>> begin

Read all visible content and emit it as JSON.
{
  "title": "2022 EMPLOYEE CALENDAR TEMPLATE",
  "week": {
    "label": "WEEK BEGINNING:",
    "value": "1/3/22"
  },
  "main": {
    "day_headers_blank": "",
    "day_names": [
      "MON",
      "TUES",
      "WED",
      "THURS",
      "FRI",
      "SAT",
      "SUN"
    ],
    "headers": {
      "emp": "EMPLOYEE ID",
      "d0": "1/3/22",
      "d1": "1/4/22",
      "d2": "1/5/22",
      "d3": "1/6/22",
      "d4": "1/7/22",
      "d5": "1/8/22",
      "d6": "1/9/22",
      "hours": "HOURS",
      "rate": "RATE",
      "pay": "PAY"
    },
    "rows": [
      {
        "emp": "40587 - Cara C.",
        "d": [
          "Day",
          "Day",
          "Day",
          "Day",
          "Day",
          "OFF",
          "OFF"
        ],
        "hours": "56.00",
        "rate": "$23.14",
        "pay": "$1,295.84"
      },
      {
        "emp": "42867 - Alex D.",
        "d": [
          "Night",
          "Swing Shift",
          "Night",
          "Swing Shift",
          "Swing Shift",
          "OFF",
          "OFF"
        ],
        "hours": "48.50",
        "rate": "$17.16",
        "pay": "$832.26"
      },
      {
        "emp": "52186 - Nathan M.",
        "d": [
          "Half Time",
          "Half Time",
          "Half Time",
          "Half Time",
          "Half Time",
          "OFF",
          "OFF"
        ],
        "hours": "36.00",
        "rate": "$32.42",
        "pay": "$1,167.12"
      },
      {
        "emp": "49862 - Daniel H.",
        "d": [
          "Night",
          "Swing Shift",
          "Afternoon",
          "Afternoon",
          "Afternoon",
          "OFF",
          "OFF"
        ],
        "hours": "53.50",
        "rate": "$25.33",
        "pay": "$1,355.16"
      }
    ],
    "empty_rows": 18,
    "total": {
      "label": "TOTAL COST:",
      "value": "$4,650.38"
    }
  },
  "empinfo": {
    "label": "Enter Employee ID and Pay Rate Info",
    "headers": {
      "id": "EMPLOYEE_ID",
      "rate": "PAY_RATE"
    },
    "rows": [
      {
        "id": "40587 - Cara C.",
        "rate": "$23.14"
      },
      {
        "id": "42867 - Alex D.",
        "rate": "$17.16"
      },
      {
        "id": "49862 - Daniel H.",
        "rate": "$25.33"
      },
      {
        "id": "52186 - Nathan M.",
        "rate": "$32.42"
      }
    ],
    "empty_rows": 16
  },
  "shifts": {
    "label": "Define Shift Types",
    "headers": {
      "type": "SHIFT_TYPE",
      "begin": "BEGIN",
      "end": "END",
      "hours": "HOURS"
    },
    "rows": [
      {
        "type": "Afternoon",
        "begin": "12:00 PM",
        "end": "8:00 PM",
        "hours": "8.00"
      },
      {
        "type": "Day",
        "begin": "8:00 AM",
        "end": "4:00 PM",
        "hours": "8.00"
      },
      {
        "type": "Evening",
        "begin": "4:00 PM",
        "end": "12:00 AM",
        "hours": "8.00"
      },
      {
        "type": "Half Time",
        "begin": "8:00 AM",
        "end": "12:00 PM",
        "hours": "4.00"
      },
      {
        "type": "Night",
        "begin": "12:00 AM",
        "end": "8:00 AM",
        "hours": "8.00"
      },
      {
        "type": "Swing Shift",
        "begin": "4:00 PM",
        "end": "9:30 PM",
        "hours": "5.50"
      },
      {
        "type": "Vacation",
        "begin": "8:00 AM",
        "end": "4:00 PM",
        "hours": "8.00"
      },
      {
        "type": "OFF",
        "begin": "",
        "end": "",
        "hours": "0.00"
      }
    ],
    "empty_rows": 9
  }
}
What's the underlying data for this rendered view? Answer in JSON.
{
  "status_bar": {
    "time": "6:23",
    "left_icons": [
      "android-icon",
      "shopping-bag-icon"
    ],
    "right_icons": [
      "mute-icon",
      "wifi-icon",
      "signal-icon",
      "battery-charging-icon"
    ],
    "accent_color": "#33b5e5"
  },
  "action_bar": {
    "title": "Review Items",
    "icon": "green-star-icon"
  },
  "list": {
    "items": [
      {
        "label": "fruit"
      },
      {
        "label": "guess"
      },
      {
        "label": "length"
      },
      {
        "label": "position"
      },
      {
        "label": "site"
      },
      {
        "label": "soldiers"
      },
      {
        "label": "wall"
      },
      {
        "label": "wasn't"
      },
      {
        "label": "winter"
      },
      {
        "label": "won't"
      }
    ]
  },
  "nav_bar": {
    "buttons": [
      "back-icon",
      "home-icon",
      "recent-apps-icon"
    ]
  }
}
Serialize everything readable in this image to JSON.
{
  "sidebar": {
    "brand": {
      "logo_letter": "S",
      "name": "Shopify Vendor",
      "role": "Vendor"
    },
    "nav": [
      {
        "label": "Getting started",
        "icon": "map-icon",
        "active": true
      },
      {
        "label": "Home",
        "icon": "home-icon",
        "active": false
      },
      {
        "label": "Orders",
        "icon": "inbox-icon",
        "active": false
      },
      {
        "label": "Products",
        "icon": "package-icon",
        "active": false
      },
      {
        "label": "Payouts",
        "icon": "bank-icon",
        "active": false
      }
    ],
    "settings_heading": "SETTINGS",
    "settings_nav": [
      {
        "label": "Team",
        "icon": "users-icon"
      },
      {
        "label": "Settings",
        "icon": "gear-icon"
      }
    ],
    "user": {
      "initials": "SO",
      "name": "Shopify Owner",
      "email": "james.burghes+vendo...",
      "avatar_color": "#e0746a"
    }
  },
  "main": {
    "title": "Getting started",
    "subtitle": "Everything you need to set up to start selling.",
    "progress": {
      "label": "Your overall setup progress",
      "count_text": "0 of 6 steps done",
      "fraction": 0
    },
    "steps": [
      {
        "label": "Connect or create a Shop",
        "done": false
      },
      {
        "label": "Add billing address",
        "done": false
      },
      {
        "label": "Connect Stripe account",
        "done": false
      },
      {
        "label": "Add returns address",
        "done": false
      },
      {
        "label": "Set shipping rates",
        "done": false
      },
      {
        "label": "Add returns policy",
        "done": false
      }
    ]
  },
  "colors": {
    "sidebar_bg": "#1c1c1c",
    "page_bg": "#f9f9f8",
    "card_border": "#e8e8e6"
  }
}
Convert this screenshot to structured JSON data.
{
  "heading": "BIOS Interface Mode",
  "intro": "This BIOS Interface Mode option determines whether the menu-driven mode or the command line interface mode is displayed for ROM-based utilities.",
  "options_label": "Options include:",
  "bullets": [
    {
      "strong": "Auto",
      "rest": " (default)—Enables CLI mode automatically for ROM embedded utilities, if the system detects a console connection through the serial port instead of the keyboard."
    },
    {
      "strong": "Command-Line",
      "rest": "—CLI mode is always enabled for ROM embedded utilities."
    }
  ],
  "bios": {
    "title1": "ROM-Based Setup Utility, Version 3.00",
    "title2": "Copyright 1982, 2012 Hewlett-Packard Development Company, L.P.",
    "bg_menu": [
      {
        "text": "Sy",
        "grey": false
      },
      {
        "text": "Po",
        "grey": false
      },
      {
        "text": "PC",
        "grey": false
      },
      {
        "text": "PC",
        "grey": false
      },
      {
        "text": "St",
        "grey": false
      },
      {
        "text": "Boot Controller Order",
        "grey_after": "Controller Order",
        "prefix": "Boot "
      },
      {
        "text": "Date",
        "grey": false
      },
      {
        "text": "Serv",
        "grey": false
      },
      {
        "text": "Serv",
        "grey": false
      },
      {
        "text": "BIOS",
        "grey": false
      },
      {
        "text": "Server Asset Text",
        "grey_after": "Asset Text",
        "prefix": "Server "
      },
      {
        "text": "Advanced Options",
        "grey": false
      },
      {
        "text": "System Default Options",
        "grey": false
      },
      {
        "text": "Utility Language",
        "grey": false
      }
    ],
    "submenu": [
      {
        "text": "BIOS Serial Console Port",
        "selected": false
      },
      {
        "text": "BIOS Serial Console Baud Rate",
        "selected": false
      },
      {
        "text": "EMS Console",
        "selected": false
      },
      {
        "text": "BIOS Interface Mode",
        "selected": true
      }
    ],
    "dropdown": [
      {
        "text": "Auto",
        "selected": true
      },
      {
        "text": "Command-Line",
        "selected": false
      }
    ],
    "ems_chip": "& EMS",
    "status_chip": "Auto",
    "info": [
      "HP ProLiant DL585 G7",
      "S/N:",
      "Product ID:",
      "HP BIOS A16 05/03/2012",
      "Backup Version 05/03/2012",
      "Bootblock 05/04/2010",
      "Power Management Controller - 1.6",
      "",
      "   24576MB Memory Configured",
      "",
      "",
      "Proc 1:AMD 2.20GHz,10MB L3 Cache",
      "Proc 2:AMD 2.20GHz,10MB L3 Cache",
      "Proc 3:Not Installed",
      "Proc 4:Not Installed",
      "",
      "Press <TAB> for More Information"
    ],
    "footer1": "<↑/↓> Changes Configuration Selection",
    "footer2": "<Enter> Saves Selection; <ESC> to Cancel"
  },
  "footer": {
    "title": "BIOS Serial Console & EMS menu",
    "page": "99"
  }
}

>> end

◆ WHAT THIS TASK INVOLVES: Select and copy every line of the material that holds the string "returns".

◆ OUTPUT FOR THIS TASK:
        "label": "Add returns address",
        "label": "Add returns policy",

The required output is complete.